___ Given records ___
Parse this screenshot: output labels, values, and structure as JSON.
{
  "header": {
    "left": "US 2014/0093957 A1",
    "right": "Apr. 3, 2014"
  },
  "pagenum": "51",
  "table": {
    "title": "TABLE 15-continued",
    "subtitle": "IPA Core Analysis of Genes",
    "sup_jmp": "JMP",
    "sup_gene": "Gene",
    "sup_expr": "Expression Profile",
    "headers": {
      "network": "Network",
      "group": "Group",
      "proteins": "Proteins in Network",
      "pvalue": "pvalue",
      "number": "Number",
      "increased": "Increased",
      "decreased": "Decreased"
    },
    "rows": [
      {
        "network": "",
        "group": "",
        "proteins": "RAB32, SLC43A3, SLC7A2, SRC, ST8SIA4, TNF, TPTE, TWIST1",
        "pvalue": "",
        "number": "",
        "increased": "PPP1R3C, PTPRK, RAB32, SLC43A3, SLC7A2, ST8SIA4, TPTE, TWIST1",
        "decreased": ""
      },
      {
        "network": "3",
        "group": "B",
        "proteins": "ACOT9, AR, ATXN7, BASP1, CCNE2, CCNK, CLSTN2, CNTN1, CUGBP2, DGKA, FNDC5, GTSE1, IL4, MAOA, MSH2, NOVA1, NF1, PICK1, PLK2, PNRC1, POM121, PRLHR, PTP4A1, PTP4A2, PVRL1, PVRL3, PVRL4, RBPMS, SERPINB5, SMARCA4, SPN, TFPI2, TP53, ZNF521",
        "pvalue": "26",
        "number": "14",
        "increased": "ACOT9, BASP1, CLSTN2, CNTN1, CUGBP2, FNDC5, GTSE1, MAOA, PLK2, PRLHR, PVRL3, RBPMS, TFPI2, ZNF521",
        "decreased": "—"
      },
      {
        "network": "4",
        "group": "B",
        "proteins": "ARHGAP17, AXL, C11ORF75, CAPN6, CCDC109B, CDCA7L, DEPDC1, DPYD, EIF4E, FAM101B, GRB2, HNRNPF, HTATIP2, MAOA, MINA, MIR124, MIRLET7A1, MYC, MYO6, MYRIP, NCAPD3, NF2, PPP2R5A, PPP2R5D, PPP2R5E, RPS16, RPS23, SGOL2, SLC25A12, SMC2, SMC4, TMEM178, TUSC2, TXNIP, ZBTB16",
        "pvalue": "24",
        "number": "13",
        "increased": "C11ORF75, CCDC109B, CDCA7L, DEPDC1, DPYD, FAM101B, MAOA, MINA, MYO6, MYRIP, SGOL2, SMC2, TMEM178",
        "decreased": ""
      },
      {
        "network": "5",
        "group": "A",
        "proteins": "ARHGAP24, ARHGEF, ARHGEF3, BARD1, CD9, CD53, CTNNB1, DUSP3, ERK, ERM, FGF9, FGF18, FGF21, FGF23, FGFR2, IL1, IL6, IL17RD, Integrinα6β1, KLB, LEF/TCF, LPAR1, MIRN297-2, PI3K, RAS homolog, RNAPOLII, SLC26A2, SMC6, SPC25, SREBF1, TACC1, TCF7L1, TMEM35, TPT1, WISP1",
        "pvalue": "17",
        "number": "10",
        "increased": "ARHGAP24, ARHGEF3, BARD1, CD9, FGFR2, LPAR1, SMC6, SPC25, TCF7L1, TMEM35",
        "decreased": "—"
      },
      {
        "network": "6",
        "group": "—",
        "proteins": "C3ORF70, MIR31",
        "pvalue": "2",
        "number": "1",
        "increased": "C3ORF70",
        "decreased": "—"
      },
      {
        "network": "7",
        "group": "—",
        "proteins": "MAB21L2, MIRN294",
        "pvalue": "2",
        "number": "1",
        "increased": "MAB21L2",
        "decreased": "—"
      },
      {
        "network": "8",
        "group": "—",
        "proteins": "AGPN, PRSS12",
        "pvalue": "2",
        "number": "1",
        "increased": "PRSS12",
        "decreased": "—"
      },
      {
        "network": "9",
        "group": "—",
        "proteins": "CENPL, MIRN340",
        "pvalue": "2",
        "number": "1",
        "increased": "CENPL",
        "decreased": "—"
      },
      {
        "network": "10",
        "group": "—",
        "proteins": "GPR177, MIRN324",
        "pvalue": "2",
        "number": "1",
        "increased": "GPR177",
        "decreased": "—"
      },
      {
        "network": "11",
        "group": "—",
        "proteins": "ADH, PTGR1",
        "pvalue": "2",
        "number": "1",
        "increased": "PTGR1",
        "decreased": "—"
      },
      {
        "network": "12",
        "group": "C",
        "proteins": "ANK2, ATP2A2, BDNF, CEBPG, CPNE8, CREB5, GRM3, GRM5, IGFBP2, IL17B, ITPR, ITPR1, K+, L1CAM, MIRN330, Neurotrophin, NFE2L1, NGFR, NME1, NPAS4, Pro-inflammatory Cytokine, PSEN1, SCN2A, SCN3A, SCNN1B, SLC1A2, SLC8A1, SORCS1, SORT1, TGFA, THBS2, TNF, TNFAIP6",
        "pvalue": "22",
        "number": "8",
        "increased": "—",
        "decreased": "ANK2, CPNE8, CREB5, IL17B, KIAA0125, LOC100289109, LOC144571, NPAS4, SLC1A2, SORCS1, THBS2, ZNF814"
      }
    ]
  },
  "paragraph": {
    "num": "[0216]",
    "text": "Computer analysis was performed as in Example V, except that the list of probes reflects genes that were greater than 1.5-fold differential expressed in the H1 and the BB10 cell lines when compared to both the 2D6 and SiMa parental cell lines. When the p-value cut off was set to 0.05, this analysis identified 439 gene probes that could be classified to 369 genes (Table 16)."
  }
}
___
What is required: Extract the data in full. Keep it word for word.

Reply:
Parse this screenshot: output labels, values, and structure as JSON.
{
  "header": {
    "left": "US 2014/0093957 A1",
    "right": "Apr. 3, 2014"
  },
  "pagenum": "51",
  "table": {
    "title": "TABLE 15-continued",
    "subtitle": "IPA Core Analysis of Genes",
    "sup_jmp": "JMP",
    "sup_gene": "Gene",
    "sup_expr": "Expression Profile",
    "headers": {
      "network": "Network",
      "group": "Group",
      "proteins": "Proteins in Network",
      "pvalue": "pvalue",
      "number": "Number",
      "increased": "Increased",
      "decreased": "Decreased"
    },
    "rows": [
      {
        "network": "",
        "group": "",
        "proteins": "RAB32, SLC43A3, SLC7A2, SRC, ST8SIA4, TNF, TPTE, TWIST1",
        "pvalue": "",
        "number": "",
        "increased": "PPP1R3C, PTPRK, RAB32, SLC43A3, SLC7A2, ST8SIA4, TPTE, TWIST1",
        "decreased": ""
      },
      {
        "network": "3",
        "group": "B",
        "proteins": "ACOT9, AR, ATXN7, BASP1, CCNE2, CCNK, CLSTN2, CNTN1, CUGBP2, DGKA, FNDC5, GTSE1, IL4, MAOA, MSH2, NOVA1, NF1, PICK1, PLK2, PNRC1, POM121, PRLHR, PTP4A1, PTP4A2, PVRL1, PVRL3, PVRL4, RBPMS, SERPINB5, SMARCA4, SPN, TFPI2, TP53, ZNF521",
        "pvalue": "26",
        "number": "14",
        "increased": "ACOT9, BASP1, CLSTN2, CNTN1, CUGBP2, FNDC5, GTSE1, MAOA, PLK2, PRLHR, PVRL3, RBPMS, TFPI2, ZNF521",
        "decreased": "—"
      },
      {
        "network": "4",
        "group": "B",
        "proteins": "ARHGAP17, AXL, C11ORF75, CAPN6, CCDC109B, CDCA7L, DEPDC1, DPYD, EIF4E, FAM101B, GRB2, HNRNPF, HTATIP2, MAOA, MINA, MIR124, MIRLET7A1, MYC, MYO6, MYRIP, NCAPD3, NF2, PPP2R5A, PPP2R5D, PPP2R5E, RPS16, RPS23, SGOL2, SLC25A12, SMC2, SMC4, TMEM178, TUSC2, TXNIP, ZBTB16",
        "pvalue": "24",
        "number": "13",
        "increased": "C11ORF75, CCDC109B, CDCA7L, DEPDC1, DPYD, FAM101B, MAOA, MINA, MYO6, MYRIP, SGOL2, SMC2, TMEM178",
        "decreased": ""
      },
      {
        "network": "5",
        "group": "A",
        "proteins": "ARHGAP24, ARHGEF, ARHGEF3, BARD1, CD9, CD53, CTNNB1, DUSP3, ERK, ERM, FGF9, FGF18, FGF21, FGF23, FGFR2, IL1, IL6, IL17RD, Integrinα6β1, KLB, LEF/TCF, LPAR1, MIRN297-2, PI3K, RAS homolog, RNAPOLII, SLC26A2, SMC6, SPC25, SREBF1, TACC1, TCF7L1, TMEM35, TPT1, WISP1",
        "pvalue": "17",
        "number": "10",
        "increased": "ARHGAP24, ARHGEF3, BARD1, CD9, FGFR2, LPAR1, SMC6, SPC25, TCF7L1, TMEM35",
        "decreased": "—"
      },
      {
        "network": "6",
        "group": "—",
        "proteins": "C3ORF70, MIR31",
        "pvalue": "2",
        "number": "1",
        "increased": "C3ORF70",
        "decreased": "—"
      },
      {
        "network": "7",
        "group": "—",
        "proteins": "MAB21L2, MIRN294",
        "pvalue": "2",
        "number": "1",
        "increased": "MAB21L2",
        "decreased": "—"
      },
      {
        "network": "8",
        "group": "—",
        "proteins": "AGPN, PRSS12",
        "pvalue": "2",
        "number": "1",
        "increased": "PRSS12",
        "decreased": "—"
      },
      {
        "network": "9",
        "group": "—",
        "proteins": "CENPL, MIRN340",
        "pvalue": "2",
        "number": "1",
        "increased": "CENPL",
        "decreased": "—"
      },
      {
        "network": "10",
        "group": "—",
        "proteins": "GPR177, MIRN324",
        "pvalue": "2",
        "number": "1",
        "increased": "GPR177",
        "decreased": "—"
      },
      {
        "network": "11",
        "group": "—",
        "proteins": "ADH, PTGR1",
        "pvalue": "2",
        "number": "1",
        "increased": "PTGR1",
        "decreased": "—"
      },
      {
        "network": "12",
        "group": "C",
        "proteins": "ANK2, ATP2A2, BDNF, CEBPG, CPNE8, CREB5, GRM3, GRM5, IGFBP2, IL17B, ITPR, ITPR1, K+, L1CAM, MIRN330, Neurotrophin, NFE2L1, NGFR, NME1, NPAS4, Pro-inflammatory Cytokine, PSEN1, SCN2A, SCN3A, SCNN1B, SLC1A2, SLC8A1, SORCS1, SORT1, TGFA, THBS2, TNF, TNFAIP6",
        "pvalue": "22",
        "number": "8",
        "increased": "—",
        "decreased": "ANK2, CPNE8, CREB5, IL17B, KIAA0125, LOC100289109, LOC144571, NPAS4, SLC1A2, SORCS1, THBS2, ZNF814"
      }
    ]
  },
  "paragraph": {
    "num": "[0216]",
    "text": "Computer analysis was performed as in Example V, except that the list of probes reflects genes that were greater than 1.5-fold differential expressed in the H1 and the BB10 cell lines when compared to both the 2D6 and SiMa parental cell lines. When the p-value cut off was set to 0.05, this analysis identified 439 gene probes that could be classified to 369 genes (Table 16)."
  }
}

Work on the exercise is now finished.